**Problem to solve**
Below are some entries. Copy each line that holds the string "化妆品安全技术规范".

**Data listing**
## start
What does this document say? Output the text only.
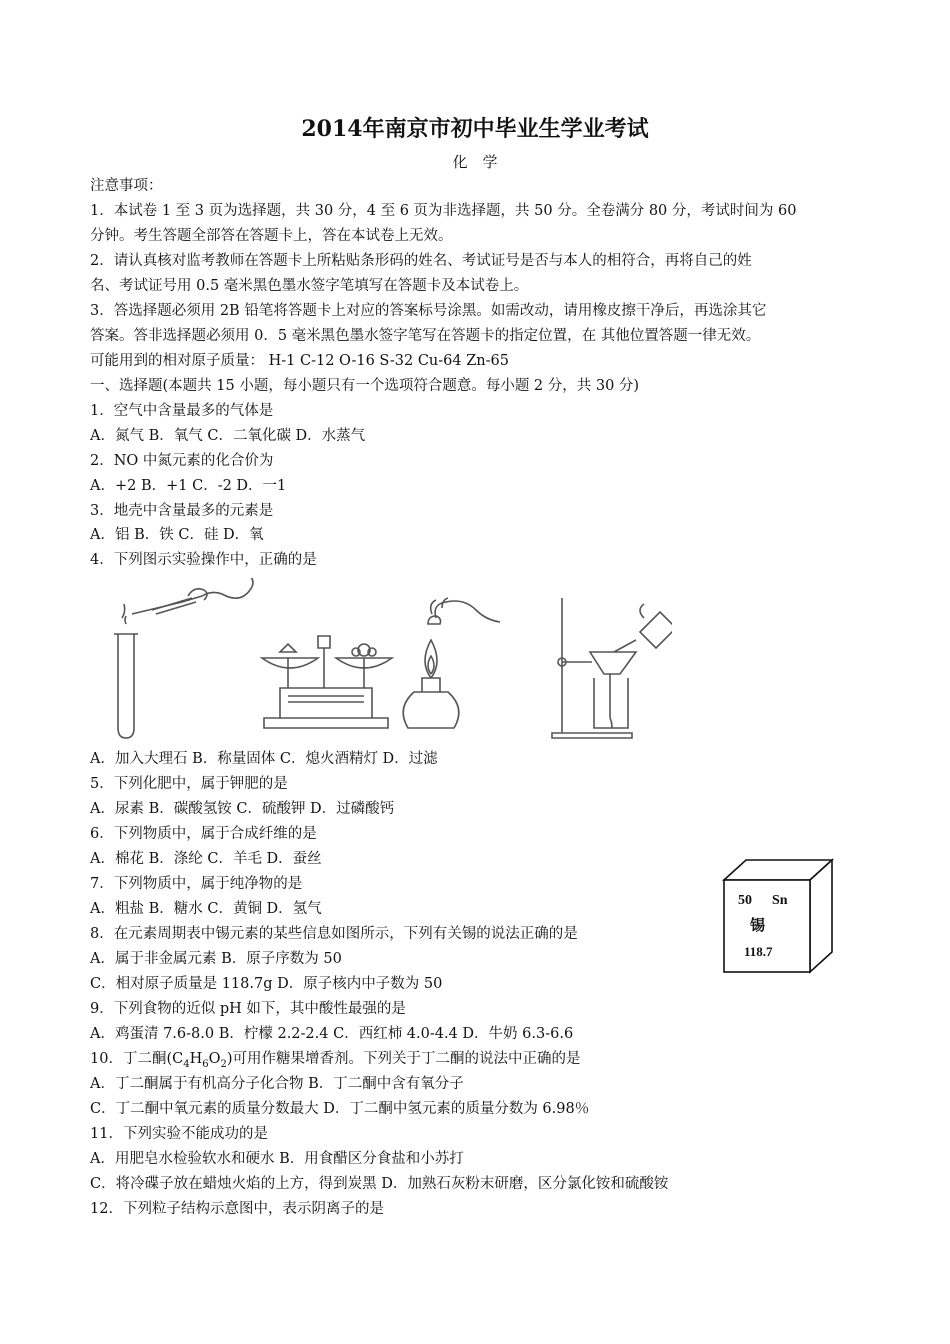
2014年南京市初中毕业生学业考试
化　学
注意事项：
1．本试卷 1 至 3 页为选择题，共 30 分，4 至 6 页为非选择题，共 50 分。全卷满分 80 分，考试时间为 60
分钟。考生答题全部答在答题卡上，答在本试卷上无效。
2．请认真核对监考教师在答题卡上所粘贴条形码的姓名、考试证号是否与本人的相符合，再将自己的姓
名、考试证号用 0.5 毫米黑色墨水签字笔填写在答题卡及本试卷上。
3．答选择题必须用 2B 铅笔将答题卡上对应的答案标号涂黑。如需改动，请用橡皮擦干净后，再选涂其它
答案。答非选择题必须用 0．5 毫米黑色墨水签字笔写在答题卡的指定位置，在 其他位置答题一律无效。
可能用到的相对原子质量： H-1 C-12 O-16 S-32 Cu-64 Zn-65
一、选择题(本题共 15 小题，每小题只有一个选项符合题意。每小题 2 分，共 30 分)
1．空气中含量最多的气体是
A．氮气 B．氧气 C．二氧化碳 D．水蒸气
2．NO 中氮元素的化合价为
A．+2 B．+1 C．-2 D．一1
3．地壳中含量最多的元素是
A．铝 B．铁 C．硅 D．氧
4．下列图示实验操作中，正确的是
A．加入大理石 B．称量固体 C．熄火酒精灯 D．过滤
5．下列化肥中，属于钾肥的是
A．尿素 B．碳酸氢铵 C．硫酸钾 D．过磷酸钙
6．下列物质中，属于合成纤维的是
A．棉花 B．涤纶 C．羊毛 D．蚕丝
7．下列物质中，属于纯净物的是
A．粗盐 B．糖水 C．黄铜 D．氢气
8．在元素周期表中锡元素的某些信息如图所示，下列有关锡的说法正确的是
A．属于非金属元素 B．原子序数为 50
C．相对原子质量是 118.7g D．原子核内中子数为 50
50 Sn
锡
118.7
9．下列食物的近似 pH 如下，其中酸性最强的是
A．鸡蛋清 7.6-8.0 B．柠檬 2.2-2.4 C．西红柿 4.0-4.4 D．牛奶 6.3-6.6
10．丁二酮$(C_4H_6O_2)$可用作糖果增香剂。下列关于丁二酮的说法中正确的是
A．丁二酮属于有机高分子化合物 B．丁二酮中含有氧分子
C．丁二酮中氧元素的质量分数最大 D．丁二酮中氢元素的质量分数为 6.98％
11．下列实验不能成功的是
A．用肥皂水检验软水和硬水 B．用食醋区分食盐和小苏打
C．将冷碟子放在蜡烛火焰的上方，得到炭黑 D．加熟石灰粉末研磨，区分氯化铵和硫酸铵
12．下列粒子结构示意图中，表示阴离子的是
## end
## start
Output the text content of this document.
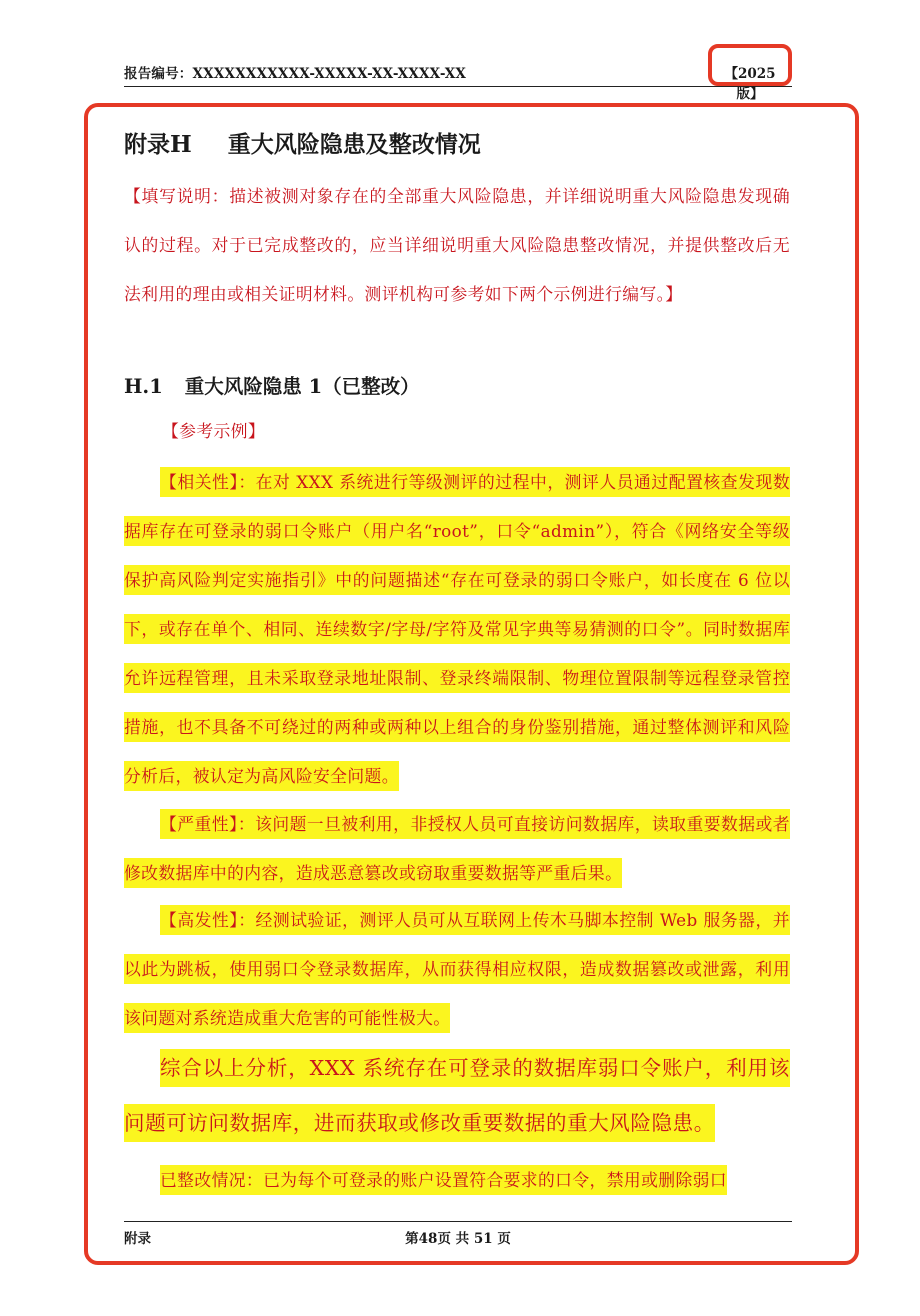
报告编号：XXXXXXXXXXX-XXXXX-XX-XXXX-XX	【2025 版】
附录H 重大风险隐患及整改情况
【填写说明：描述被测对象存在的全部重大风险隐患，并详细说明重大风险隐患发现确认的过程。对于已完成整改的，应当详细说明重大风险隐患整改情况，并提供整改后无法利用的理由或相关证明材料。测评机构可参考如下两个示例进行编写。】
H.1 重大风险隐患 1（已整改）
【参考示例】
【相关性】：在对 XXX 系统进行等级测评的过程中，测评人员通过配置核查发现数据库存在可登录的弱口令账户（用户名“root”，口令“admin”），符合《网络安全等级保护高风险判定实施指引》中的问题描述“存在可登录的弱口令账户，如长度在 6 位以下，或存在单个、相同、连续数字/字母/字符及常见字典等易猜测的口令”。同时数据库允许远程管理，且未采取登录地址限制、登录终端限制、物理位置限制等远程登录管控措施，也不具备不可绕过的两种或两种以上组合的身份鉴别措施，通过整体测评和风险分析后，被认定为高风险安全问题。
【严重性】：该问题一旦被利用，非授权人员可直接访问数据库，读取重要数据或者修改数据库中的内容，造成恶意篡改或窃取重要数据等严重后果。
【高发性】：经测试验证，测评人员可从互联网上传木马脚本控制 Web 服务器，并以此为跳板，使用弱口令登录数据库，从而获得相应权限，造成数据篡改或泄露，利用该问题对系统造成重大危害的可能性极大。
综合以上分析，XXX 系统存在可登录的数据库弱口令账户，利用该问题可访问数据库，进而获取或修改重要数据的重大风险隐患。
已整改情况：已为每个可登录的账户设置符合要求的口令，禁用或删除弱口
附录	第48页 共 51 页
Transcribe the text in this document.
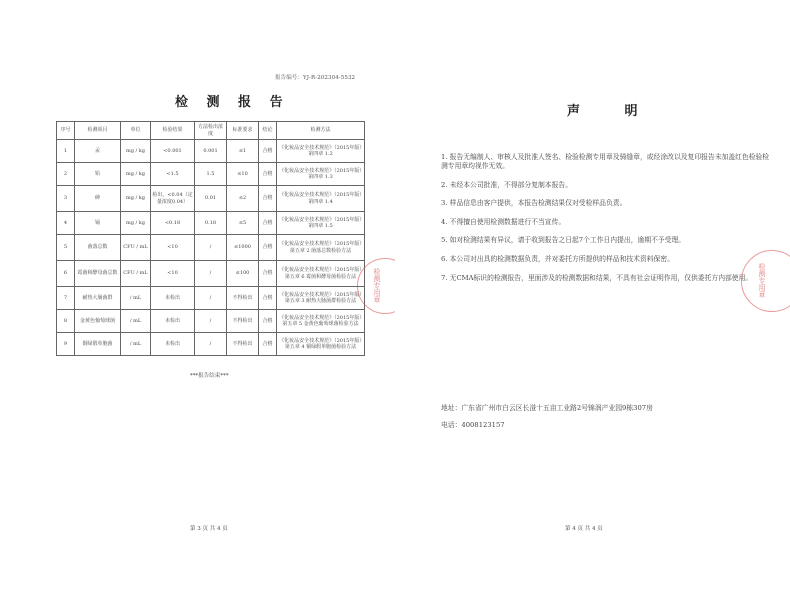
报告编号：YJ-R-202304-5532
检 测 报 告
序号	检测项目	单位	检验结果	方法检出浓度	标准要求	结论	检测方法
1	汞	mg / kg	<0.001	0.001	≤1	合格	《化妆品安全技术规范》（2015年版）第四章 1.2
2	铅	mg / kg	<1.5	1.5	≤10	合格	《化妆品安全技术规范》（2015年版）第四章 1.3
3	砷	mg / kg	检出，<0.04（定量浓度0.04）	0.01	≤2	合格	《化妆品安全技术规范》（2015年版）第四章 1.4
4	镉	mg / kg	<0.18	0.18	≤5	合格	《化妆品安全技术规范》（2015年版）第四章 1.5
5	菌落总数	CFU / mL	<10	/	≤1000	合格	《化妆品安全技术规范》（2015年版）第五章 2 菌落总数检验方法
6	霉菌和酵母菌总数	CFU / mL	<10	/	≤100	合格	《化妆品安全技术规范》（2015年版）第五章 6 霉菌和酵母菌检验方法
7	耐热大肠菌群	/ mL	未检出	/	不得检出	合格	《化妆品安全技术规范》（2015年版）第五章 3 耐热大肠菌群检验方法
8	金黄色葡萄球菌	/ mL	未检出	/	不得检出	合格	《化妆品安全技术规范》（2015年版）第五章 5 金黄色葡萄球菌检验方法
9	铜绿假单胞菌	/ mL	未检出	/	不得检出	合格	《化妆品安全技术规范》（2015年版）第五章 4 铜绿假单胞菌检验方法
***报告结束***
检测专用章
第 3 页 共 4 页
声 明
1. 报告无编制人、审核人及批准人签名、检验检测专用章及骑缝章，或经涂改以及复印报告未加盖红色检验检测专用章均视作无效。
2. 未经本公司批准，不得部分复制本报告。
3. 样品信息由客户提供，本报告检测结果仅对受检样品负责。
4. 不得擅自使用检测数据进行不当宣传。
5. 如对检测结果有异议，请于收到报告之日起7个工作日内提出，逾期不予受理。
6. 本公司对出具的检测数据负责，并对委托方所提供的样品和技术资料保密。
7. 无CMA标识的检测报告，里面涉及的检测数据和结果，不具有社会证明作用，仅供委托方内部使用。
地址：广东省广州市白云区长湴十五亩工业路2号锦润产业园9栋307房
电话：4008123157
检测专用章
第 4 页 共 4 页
## end
**Exercise response**
1	汞	mg / kg	<0.001	0.001	≤1	合格	《化妆品安全技术规范》（2015年版）第四章 1.2
2	铅	mg / kg	<1.5	1.5	≤10	合格	《化妆品安全技术规范》（2015年版）第四章 1.3
3	砷	mg / kg	检出，<0.04（定量浓度0.04）	0.01	≤2	合格	《化妆品安全技术规范》（2015年版）第四章 1.4
4	镉	mg / kg	<0.18	0.18	≤5	合格	《化妆品安全技术规范》（2015年版）第四章 1.5
5	菌落总数	CFU / mL	<10	/	≤1000	合格	《化妆品安全技术规范》（2015年版）第五章 2 菌落总数检验方法
6	霉菌和酵母菌总数	CFU / mL	<10	/	≤100	合格	《化妆品安全技术规范》（2015年版）第五章 6 霉菌和酵母菌检验方法
7	耐热大肠菌群	/ mL	未检出	/	不得检出	合格	《化妆品安全技术规范》（2015年版）第五章 3 耐热大肠菌群检验方法
8	金黄色葡萄球菌	/ mL	未检出	/	不得检出	合格	《化妆品安全技术规范》（2015年版）第五章 5 金黄色葡萄球菌检验方法
9	铜绿假单胞菌	/ mL	未检出	/	不得检出	合格	《化妆品安全技术规范》（2015年版）第五章 4 铜绿假单胞菌检验方法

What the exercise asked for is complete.